### Stated exercise:
Repeat every line of the data exactly, but not the pictures.

***

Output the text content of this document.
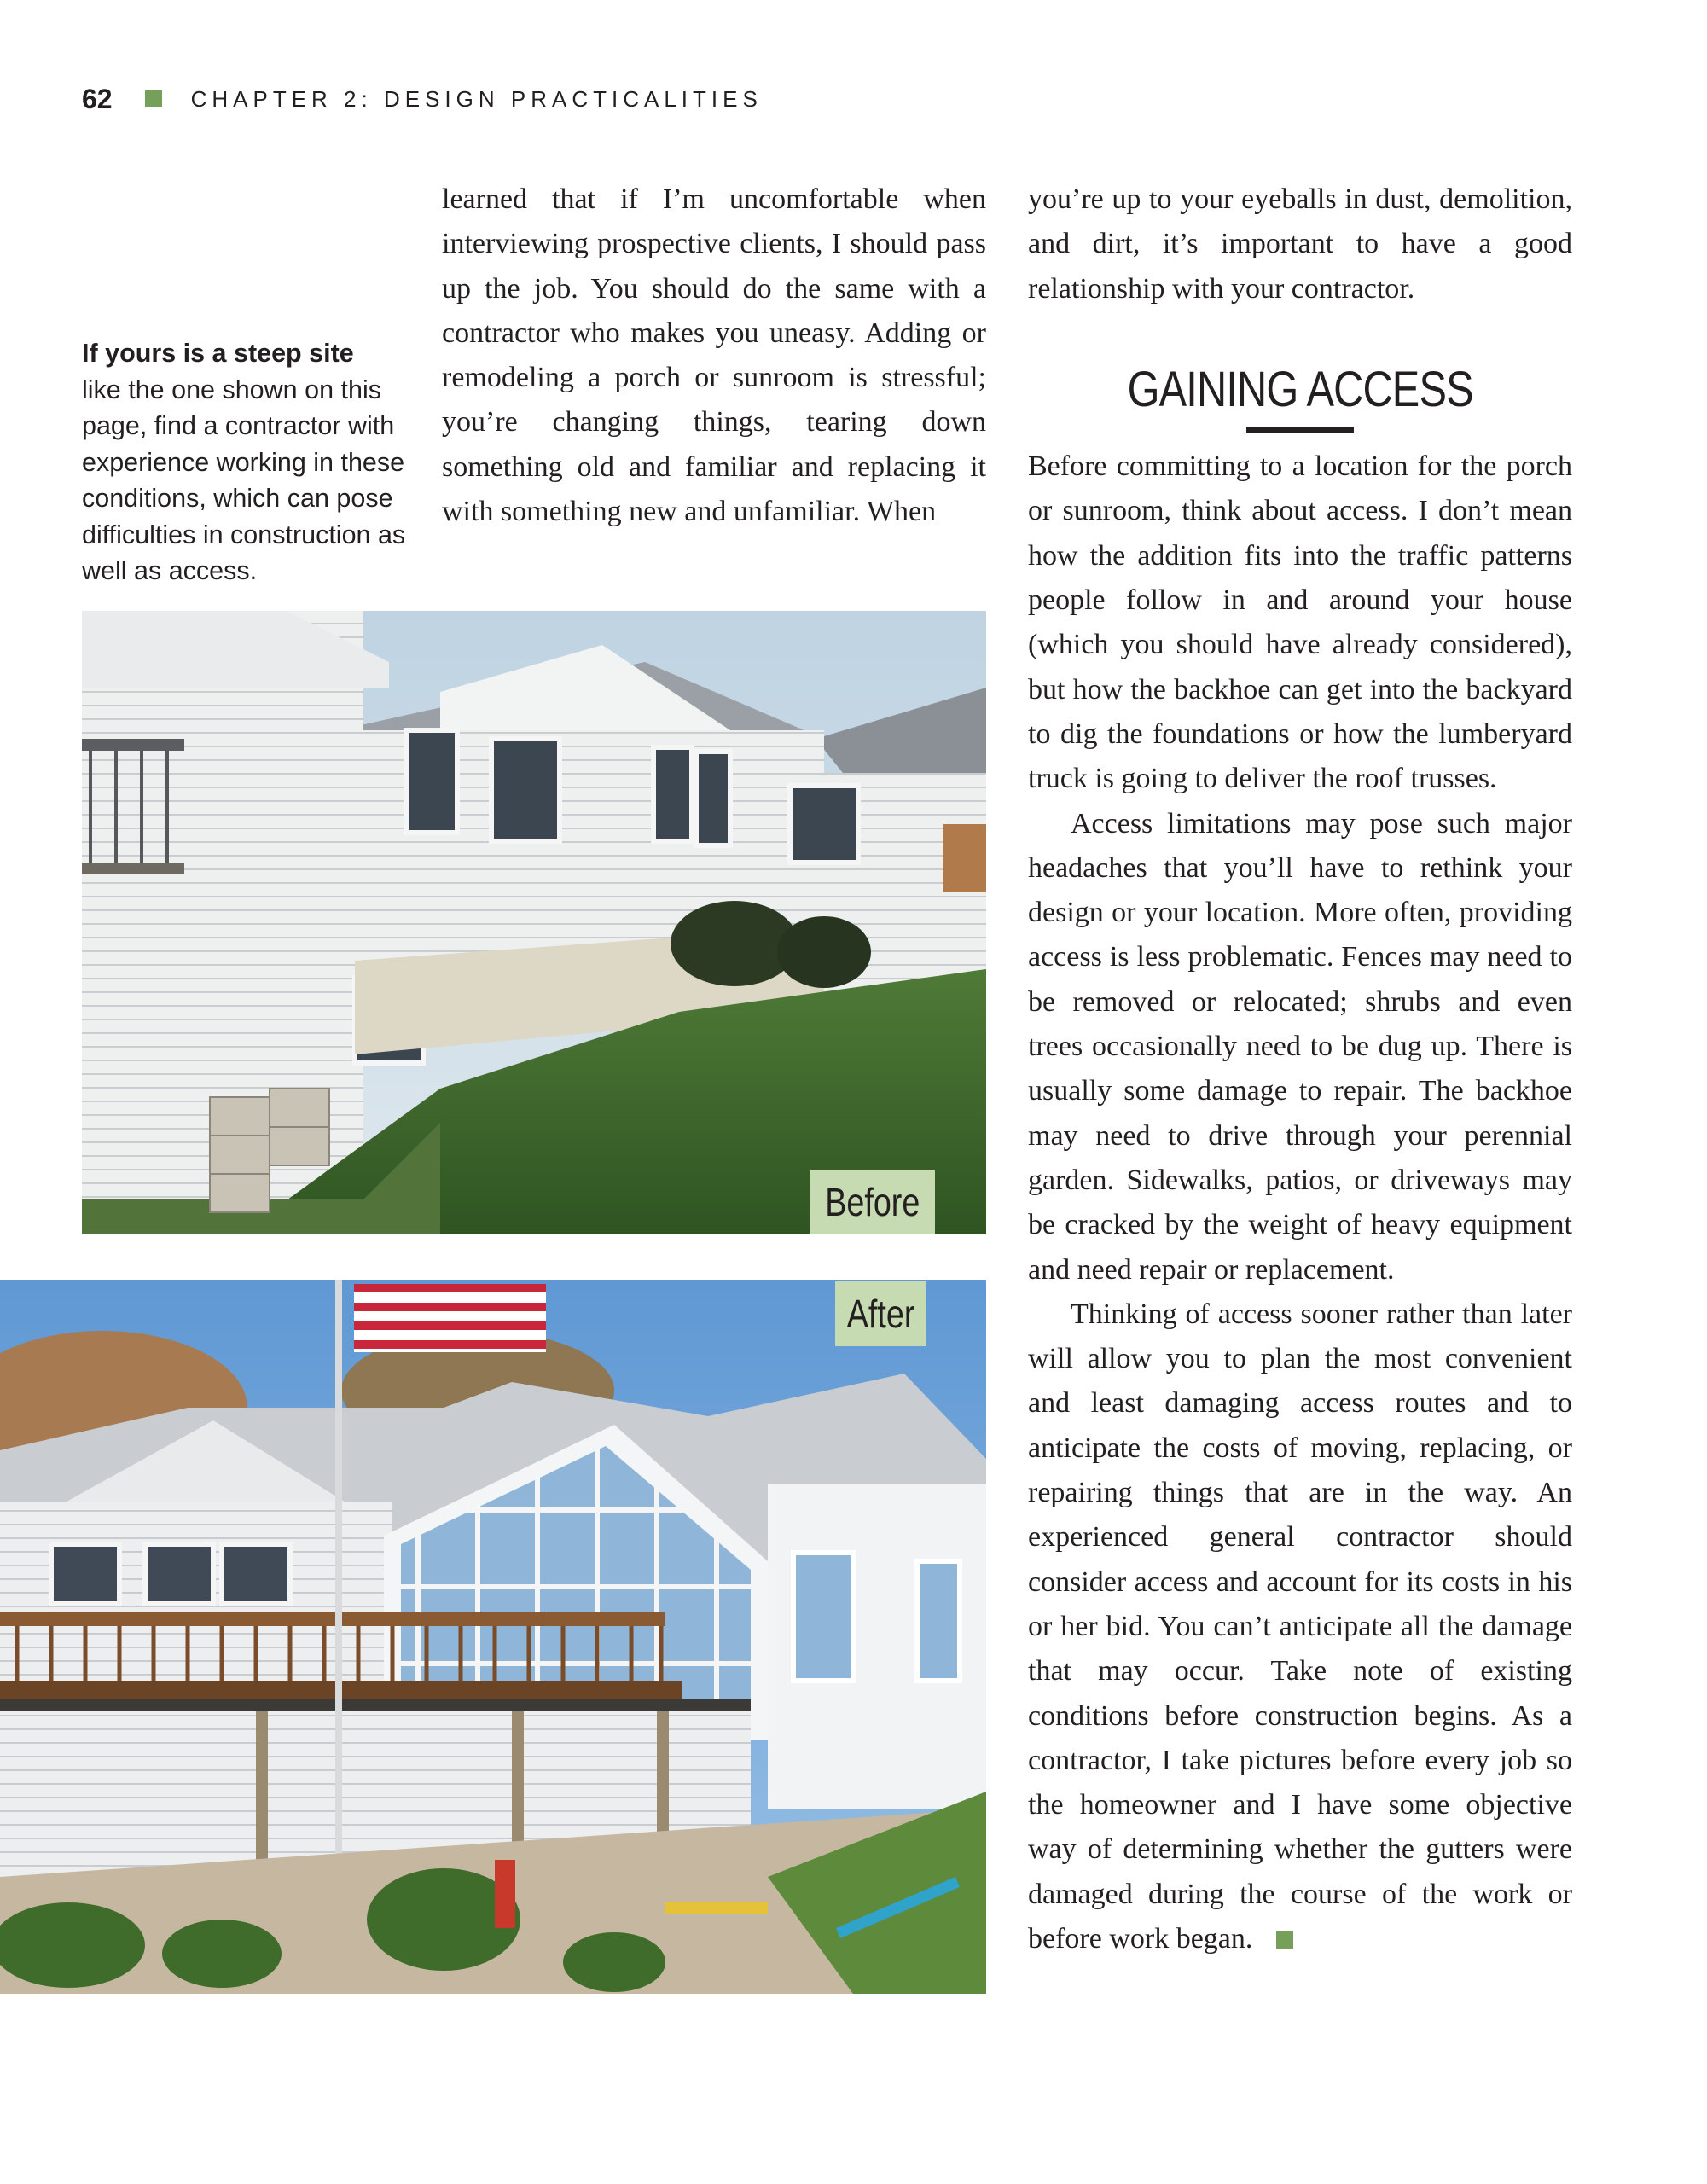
62	CHAPTER 2: DESIGN PRACTICALITIES
If yours is a steep site
like the one shown on this page, find a contractor with experience working in these conditions, which can pose difficulties in construction as well as access.

learned that if I’m uncomfortable when interviewing prospective clients, I should pass up the job. You should do the same with a contractor who makes you uneasy. Adding or remodeling a porch or sunroom is stressful; you’re changing things, tearing down something old and familiar and replacing it with something new and unfamiliar. When

you’re up to your eyeballs in dust, demolition, and dirt, it’s important to have a good relationship with your contractor.

GAINING ACCESS

Before committing to a location for the porch or sunroom, think about access. I don’t mean how the addition fits into the traffic patterns people follow in and around your house (which you should have already considered), but how the backhoe can get into the backyard to dig the foundations or how the lumberyard truck is going to deliver the roof trusses.

Access limitations may pose such major headaches that you’ll have to rethink your design or your location. More often, providing access is less problematic. Fences may need to be removed or relocated; shrubs and even trees occasionally need to be dug up. There is usually some damage to repair. The backhoe may need to drive through your perennial garden. Sidewalks, patios, or driveways may be cracked by the weight of heavy equipment and need repair or replacement.

Thinking of access sooner rather than later will allow you to plan the most convenient and least damaging access routes and to anticipate the costs of moving, replacing, or repairing things that are in the way. An experienced general contractor should consider access and account for its costs in his or her bid. You can’t anticipate all the damage that may occur. Take note of existing conditions before construction begins. As a contractor, I take pictures before every job so the homeowner and I have some objective way of determining whether the gutters were damaged during the course of the work or before work began.

Before
After
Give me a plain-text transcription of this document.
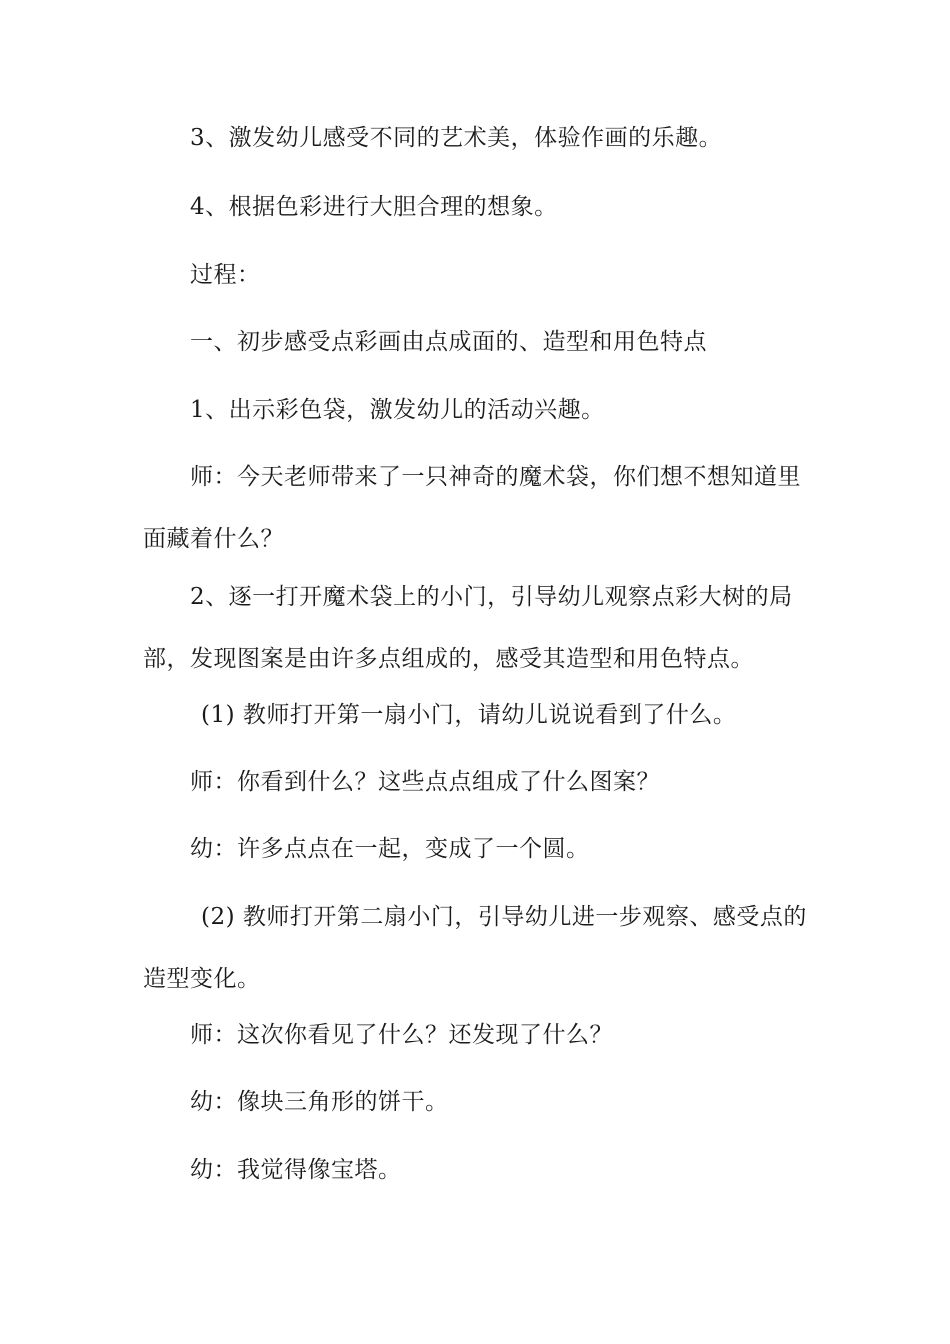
3、激发幼儿感受不同的艺术美，体验作画的乐趣。

4、根据色彩进行大胆合理的想象。

过程：

一、初步感受点彩画由点成面的、造型和用色特点

1、出示彩色袋，激发幼儿的活动兴趣。

师：今天老师带来了一只神奇的魔术袋，你们想不想知道里面藏着什么？

2、逐一打开魔术袋上的小门，引导幼儿观察点彩大树的局部，发现图案是由许多点组成的，感受其造型和用色特点。

(1) 教师打开第一扇小门，请幼儿说说看到了什么。

师：你看到什么？这些点点组成了什么图案？

幼：许多点点在一起，变成了一个圆。

(2) 教师打开第二扇小门，引导幼儿进一步观察、感受点的造型变化。

师：这次你看见了什么？还发现了什么？

幼：像块三角形的饼干。

幼：我觉得像宝塔。
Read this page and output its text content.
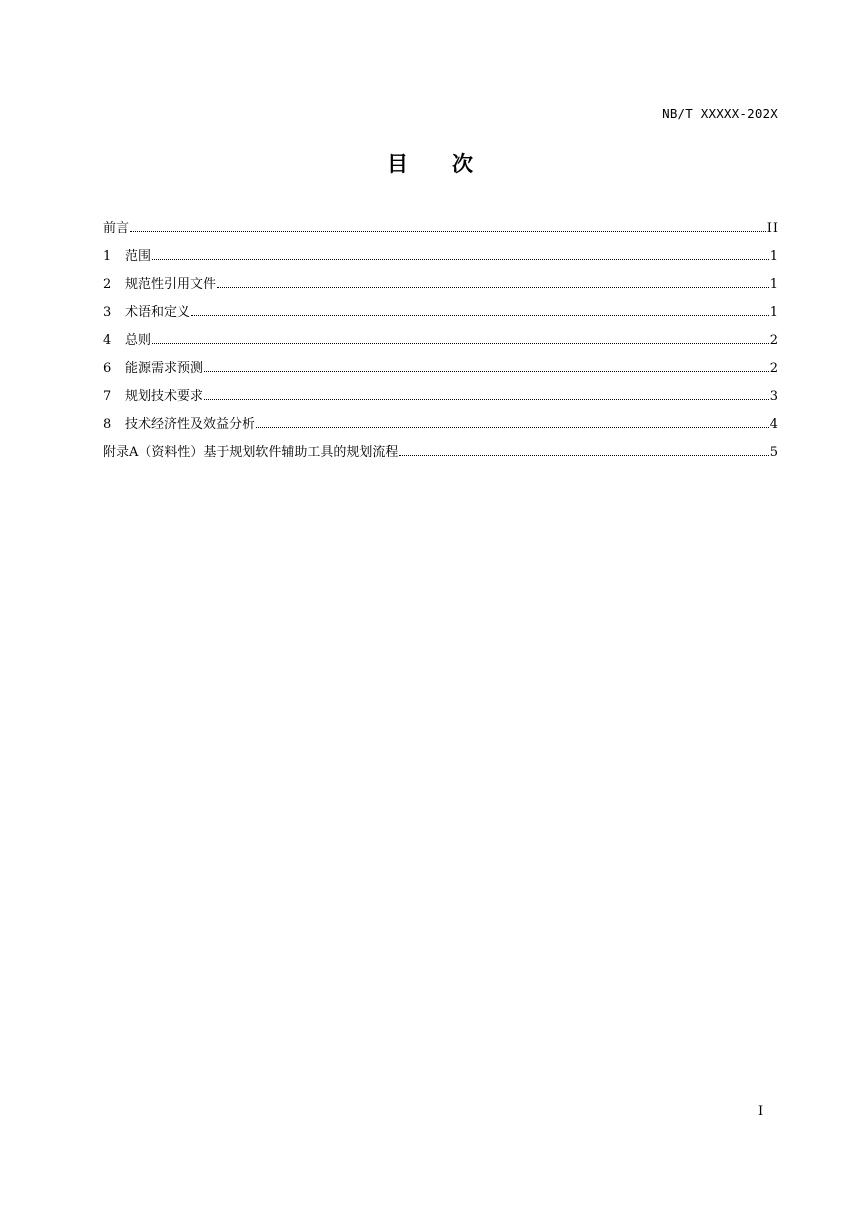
NB/T XXXXX-202X
目次
前言	II
1	范围	1
2	规范性引用文件	1
3	术语和定义	1
4	总则	2
6	能源需求预测	2
7	规划技术要求	3
8	技术经济性及效益分析	4
附录A（资料性）基于规划软件辅助工具的规划流程	5
I
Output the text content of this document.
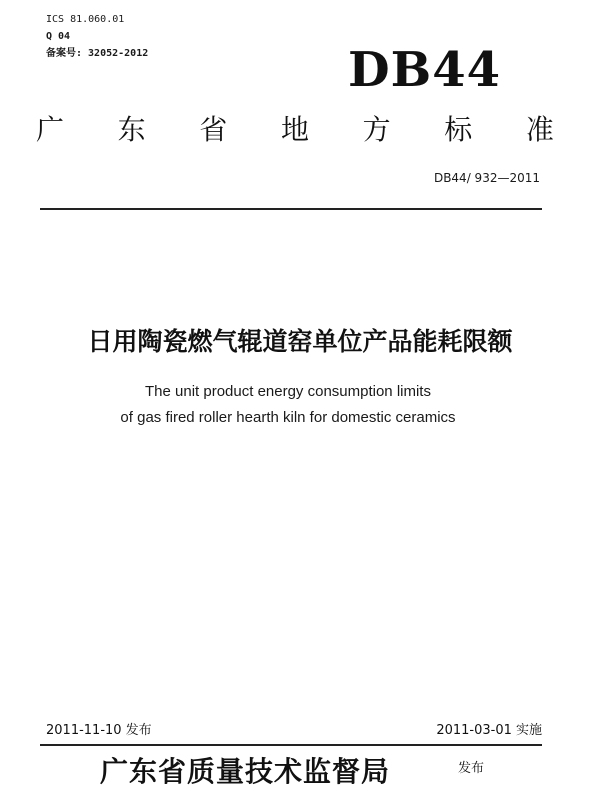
ICS 81.060.01
Q 04
备案号: 32052-2012	DB44
广 东 省 地 方 标 准
DB44/ 932—2011
日用陶瓷燃气辊道窑单位产品能耗限额
The unit product energy consumption limits
of gas fired roller hearth kiln for domestic ceramics
2011-11-10 发布	2011-03-01 实施
广东省质量技术监督局	发布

***

### Written answer:
Output the text content of this document.
62	CHAPTER 2: DESIGN PRACTICALITIES
If yours is a steep site
like the one shown on this page, find a contractor with experience working in these conditions, which can pose difficulties in construction as well as access.

learned that if I’m uncomfortable when interviewing prospective clients, I should pass up the job. You should do the same with a contractor who makes you uneasy. Adding or remodeling a porch or sunroom is stressful; you’re changing things, tearing down something old and familiar and replacing it with something new and unfamiliar. When

you’re up to your eyeballs in dust, demolition, and dirt, it’s important to have a good relationship with your contractor.

GAINING ACCESS

Before committing to a location for the porch or sunroom, think about access. I don’t mean how the addition fits into the traffic patterns people follow in and around your house (which you should have already considered), but how the backhoe can get into the backyard to dig the foundations or how the lumberyard truck is going to deliver the roof trusses.

Access limitations may pose such major headaches that you’ll have to rethink your design or your location. More often, providing access is less problematic. Fences may need to be removed or relocated; shrubs and even trees occasionally need to be dug up. There is usually some damage to repair. The backhoe may need to drive through your perennial garden. Sidewalks, patios, or driveways may be cracked by the weight of heavy equipment and need repair or replacement.

Thinking of access sooner rather than later will allow you to plan the most convenient and least damaging access routes and to anticipate the costs of moving, replacing, or repairing things that are in the way. An experienced general contractor should consider access and account for its costs in his or her bid. You can’t anticipate all the damage that may occur. Take note of existing conditions before construction begins. As a contractor, I take pictures before every job so the homeowner and I have some objective way of determining whether the gutters were damaged during the course of the work or before work began.

Before
After
Give me a plain-text transcription of this document.
3、激发幼儿感受不同的艺术美，体验作画的乐趣。

4、根据色彩进行大胆合理的想象。

过程：

一、初步感受点彩画由点成面的、造型和用色特点

1、出示彩色袋，激发幼儿的活动兴趣。

师：今天老师带来了一只神奇的魔术袋，你们想不想知道里面藏着什么？

2、逐一打开魔术袋上的小门，引导幼儿观察点彩大树的局部，发现图案是由许多点组成的，感受其造型和用色特点。

(1) 教师打开第一扇小门，请幼儿说说看到了什么。

师：你看到什么？这些点点组成了什么图案？

幼：许多点点在一起，变成了一个圆。

(2) 教师打开第二扇小门，引导幼儿进一步观察、感受点的造型变化。

师：这次你看见了什么？还发现了什么？

幼：像块三角形的饼干。

幼：我觉得像宝塔。
Read this page and output its text content.
NB/T XXXXX-202X
目次
前言	II
1	范围	1
2	规范性引用文件	1
3	术语和定义	1
4	总则	2
6	能源需求预测	2
7	规划技术要求	3
8	技术经济性及效益分析	4
附录A（资料性）基于规划软件辅助工具的规划流程	5
I
Output the text content of this document.
ICS 81.060.01
Q 04
备案号: 32052-2012	DB44
广 东 省 地 方 标 准
DB44/ 932—2011
日用陶瓷燃气辊道窑单位产品能耗限额
The unit product energy consumption limits
of gas fired roller hearth kiln for domestic ceramics
2011-11-10 发布	2011-03-01 实施
广东省质量技术监督局	发布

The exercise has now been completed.